= EXERCISE GOAL =
Rewrite the records below, changing every "data-point-constant" to "data-point-intercept" and leaving everything else as it is.

[Stored entries]
* * *
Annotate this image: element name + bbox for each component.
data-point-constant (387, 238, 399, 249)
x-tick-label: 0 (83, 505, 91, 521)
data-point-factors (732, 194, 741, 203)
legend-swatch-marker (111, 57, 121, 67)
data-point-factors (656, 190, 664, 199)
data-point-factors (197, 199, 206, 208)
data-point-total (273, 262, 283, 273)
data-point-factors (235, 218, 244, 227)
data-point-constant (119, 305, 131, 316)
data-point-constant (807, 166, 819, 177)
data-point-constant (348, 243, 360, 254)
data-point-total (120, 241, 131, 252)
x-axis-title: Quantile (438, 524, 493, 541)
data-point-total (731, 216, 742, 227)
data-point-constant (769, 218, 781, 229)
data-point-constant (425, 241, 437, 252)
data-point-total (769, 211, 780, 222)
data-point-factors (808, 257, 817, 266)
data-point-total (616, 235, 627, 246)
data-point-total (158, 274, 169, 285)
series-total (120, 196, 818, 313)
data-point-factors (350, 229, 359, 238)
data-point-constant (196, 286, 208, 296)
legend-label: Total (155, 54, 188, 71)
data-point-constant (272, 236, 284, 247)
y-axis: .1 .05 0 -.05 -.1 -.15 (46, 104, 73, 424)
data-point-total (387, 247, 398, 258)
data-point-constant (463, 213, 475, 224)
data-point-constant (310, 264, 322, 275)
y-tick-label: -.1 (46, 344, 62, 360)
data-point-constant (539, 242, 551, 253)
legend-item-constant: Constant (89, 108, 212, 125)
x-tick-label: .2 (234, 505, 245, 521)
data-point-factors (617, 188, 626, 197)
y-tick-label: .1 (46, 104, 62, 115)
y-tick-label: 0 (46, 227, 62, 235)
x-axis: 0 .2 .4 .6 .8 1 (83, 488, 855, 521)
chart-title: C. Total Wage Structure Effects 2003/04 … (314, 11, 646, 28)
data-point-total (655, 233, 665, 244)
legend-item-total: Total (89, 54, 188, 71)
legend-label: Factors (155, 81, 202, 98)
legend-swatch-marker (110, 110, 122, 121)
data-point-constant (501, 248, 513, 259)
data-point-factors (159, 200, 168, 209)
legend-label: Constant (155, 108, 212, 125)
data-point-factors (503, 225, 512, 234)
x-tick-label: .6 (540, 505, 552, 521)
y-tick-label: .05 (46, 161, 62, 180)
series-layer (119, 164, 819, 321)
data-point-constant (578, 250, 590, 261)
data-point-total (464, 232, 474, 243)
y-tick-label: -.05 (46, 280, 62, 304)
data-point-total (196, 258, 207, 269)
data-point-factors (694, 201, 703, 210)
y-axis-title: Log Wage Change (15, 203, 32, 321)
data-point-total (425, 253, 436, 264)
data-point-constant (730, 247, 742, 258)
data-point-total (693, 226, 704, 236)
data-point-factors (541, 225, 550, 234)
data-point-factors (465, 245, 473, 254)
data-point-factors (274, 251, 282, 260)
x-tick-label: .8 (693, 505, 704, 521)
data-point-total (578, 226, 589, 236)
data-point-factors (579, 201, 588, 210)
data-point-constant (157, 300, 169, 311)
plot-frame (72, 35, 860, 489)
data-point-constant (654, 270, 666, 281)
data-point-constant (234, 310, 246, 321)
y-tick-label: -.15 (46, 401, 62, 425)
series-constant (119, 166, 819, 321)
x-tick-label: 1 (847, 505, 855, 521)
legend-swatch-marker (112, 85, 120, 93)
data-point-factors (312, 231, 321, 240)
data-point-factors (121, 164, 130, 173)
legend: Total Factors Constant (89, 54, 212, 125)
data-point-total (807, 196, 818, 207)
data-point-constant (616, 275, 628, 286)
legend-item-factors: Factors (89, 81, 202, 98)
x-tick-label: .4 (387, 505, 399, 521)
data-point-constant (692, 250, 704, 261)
* * *
= THE RESULT =
Annotate this image: element name + bbox for each component.
data-point-intercept (387, 238, 399, 249)
x-tick-label: 0 (83, 505, 91, 521)
data-point-factors (732, 194, 741, 203)
legend-swatch-marker (111, 57, 121, 67)
data-point-factors (656, 190, 664, 199)
data-point-factors (197, 199, 206, 208)
data-point-total (273, 262, 283, 273)
data-point-factors (235, 218, 244, 227)
data-point-intercept (119, 305, 131, 316)
data-point-intercept (807, 166, 819, 177)
data-point-intercept (348, 243, 360, 254)
data-point-total (120, 241, 131, 252)
x-axis-title: Quantile (438, 524, 493, 541)
data-point-total (731, 216, 742, 227)
data-point-intercept (769, 218, 781, 229)
data-point-intercept (425, 241, 437, 252)
data-point-total (769, 211, 780, 222)
data-point-factors (808, 257, 817, 266)
data-point-total (616, 235, 627, 246)
data-point-total (158, 274, 169, 285)
series-total (120, 196, 818, 313)
data-point-factors (350, 229, 359, 238)
data-point-intercept (196, 286, 208, 296)
legend-label: Total (155, 54, 188, 71)
data-point-intercept (272, 236, 284, 247)
y-axis: .1 .05 0 -.05 -.1 -.15 (46, 104, 73, 424)
data-point-total (387, 247, 398, 258)
data-point-intercept (463, 213, 475, 224)
data-point-intercept (310, 264, 322, 275)
y-tick-label: -.1 (46, 344, 62, 360)
data-point-intercept (539, 242, 551, 253)
legend-item-constant: Constant (89, 108, 212, 125)
x-tick-label: .2 (234, 505, 245, 521)
data-point-factors (617, 188, 626, 197)
y-tick-label: .1 (46, 104, 62, 115)
y-tick-label: 0 (46, 227, 62, 235)
x-axis: 0 .2 .4 .6 .8 1 (83, 488, 855, 521)
chart-title: C. Total Wage Structure Effects 2003/04 … (314, 11, 646, 28)
data-point-total (655, 233, 665, 244)
legend-item-total: Total (89, 54, 188, 71)
legend-label: Factors (155, 81, 202, 98)
legend-swatch-marker (110, 110, 122, 121)
data-point-intercept (501, 248, 513, 259)
data-point-factors (159, 200, 168, 209)
legend-label: Constant (155, 108, 212, 125)
data-point-factors (503, 225, 512, 234)
x-tick-label: .6 (540, 505, 552, 521)
y-tick-label: .05 (46, 161, 62, 180)
series-layer (119, 164, 819, 321)
data-point-intercept (578, 250, 590, 261)
data-point-total (464, 232, 474, 243)
y-tick-label: -.05 (46, 280, 62, 304)
data-point-total (196, 258, 207, 269)
data-point-factors (694, 201, 703, 210)
y-axis-title: Log Wage Change (15, 203, 32, 321)
data-point-total (425, 253, 436, 264)
data-point-intercept (730, 247, 742, 258)
data-point-total (693, 226, 704, 236)
data-point-factors (541, 225, 550, 234)
data-point-factors (465, 245, 473, 254)
data-point-factors (274, 251, 282, 260)
x-tick-label: .8 (693, 505, 704, 521)
data-point-total (578, 226, 589, 236)
data-point-factors (579, 201, 588, 210)
data-point-intercept (157, 300, 169, 311)
plot-frame (72, 35, 860, 489)
data-point-intercept (654, 270, 666, 281)
data-point-intercept (234, 310, 246, 321)
y-tick-label: -.15 (46, 401, 62, 425)
series-constant (119, 166, 819, 321)
x-tick-label: 1 (847, 505, 855, 521)
legend-swatch-marker (112, 85, 120, 93)
data-point-factors (312, 231, 321, 240)
data-point-factors (121, 164, 130, 173)
legend: Total Factors Constant (89, 54, 212, 125)
data-point-total (807, 196, 818, 207)
data-point-intercept (616, 275, 628, 286)
legend-item-factors: Factors (89, 81, 202, 98)
x-tick-label: .4 (387, 505, 399, 521)
data-point-intercept (692, 250, 704, 261)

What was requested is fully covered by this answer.